■ Source data ■
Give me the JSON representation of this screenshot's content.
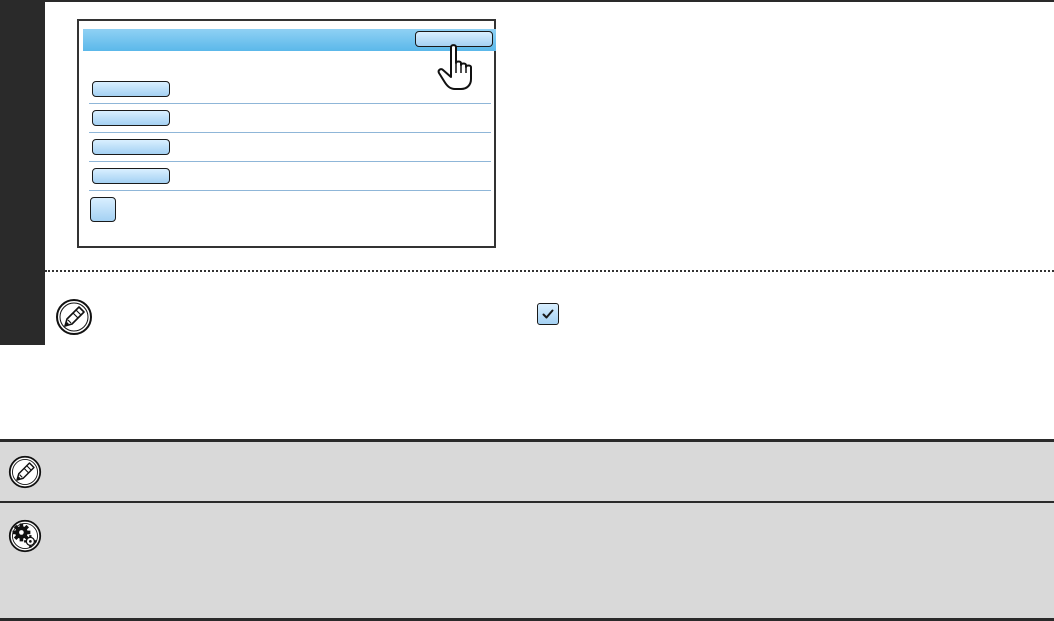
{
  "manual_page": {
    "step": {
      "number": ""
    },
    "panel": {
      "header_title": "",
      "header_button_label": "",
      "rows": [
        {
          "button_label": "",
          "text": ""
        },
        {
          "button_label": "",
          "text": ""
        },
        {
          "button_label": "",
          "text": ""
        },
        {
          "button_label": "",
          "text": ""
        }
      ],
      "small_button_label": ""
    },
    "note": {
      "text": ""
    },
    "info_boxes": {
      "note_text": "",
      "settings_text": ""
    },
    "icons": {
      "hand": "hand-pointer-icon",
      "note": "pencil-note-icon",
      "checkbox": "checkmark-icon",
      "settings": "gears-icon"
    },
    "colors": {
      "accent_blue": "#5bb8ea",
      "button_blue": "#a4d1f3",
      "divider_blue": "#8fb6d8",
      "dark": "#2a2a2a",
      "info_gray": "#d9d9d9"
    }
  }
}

■ Work required ■
Every line of the data above should be quoted exactly. Omit the pictures.

■ Output below ■
Give me the JSON representation of this screenshot's content.
{
  "manual_page": {
    "step": {
      "number": ""
    },
    "panel": {
      "header_title": "",
      "header_button_label": "",
      "rows": [
        {
          "button_label": "",
          "text": ""
        },
        {
          "button_label": "",
          "text": ""
        },
        {
          "button_label": "",
          "text": ""
        },
        {
          "button_label": "",
          "text": ""
        }
      ],
      "small_button_label": ""
    },
    "note": {
      "text": ""
    },
    "info_boxes": {
      "note_text": "",
      "settings_text": ""
    },
    "icons": {
      "hand": "hand-pointer-icon",
      "note": "pencil-note-icon",
      "checkbox": "checkmark-icon",
      "settings": "gears-icon"
    },
    "colors": {
      "accent_blue": "#5bb8ea",
      "button_blue": "#a4d1f3",
      "divider_blue": "#8fb6d8",
      "dark": "#2a2a2a",
      "info_gray": "#d9d9d9"
    }
  }
}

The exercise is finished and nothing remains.